#### Stated problem
Collect every line that includes the string "脳の改善に要する努力量".

* START *

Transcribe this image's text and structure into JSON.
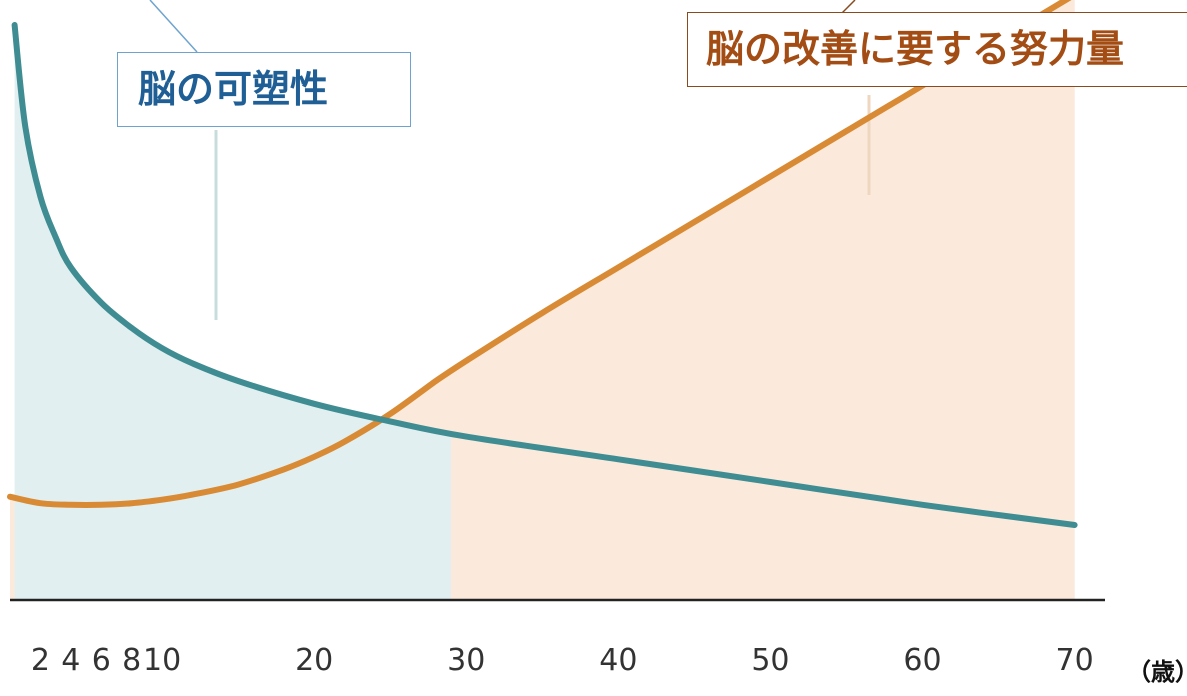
{
  "chart_data": {
    "type": "line",
    "title": "",
    "xlabel": "",
    "x_unit": "（歳）",
    "ylabel": "",
    "xlim": [
      0,
      72
    ],
    "ylim": [
      0,
      100
    ],
    "x_ticks": [
      "2",
      "4",
      "6",
      "8",
      "10",
      "20",
      "30",
      "40",
      "50",
      "60",
      "70"
    ],
    "grid": false,
    "legend": "none",
    "series": [
      {
        "name": "脳の可塑性",
        "color": "#3f8d92",
        "fill": "#e2eff0",
        "x": [
          0.3,
          1,
          2,
          3,
          4,
          6,
          8,
          10,
          12,
          15,
          20,
          25,
          30,
          40,
          50,
          60,
          70
        ],
        "y": [
          100,
          80,
          66,
          58,
          52,
          45,
          40,
          36,
          33,
          29.5,
          25,
          21.5,
          18.5,
          14,
          9.5,
          5,
          1
        ]
      },
      {
        "name": "脳の改善に要する努力量",
        "color": "#d98a34",
        "fill": "#fbeadb",
        "x": [
          0,
          2,
          4,
          6,
          8,
          10,
          12,
          15,
          18,
          20,
          22,
          25,
          28,
          30,
          35,
          40,
          45,
          50,
          55,
          60,
          65,
          70
        ],
        "y": [
          6.6,
          5.3,
          5,
          5,
          5.3,
          6,
          7,
          9,
          12,
          14.5,
          17.5,
          23,
          29.5,
          33.5,
          43,
          52,
          61,
          70,
          79,
          88,
          97,
          106
        ]
      }
    ]
  },
  "callouts": {
    "plasticity": {
      "text": "脳の可塑性",
      "text_color": "#1f5f95",
      "border_color": "#6fa3cf"
    },
    "effort": {
      "text": "脳の改善に要する努力量",
      "text_color": "#a34d14",
      "border_color": "#8a4a1f"
    }
  },
  "colors": {
    "axis": "#222222",
    "plasticity_leader": "#c8dcdc",
    "effort_leader": "#eed7be"
  }
}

* END *

#### Finished answer
        "name": "脳の改善に要する努力量",
      "text": "脳の改善に要する努力量",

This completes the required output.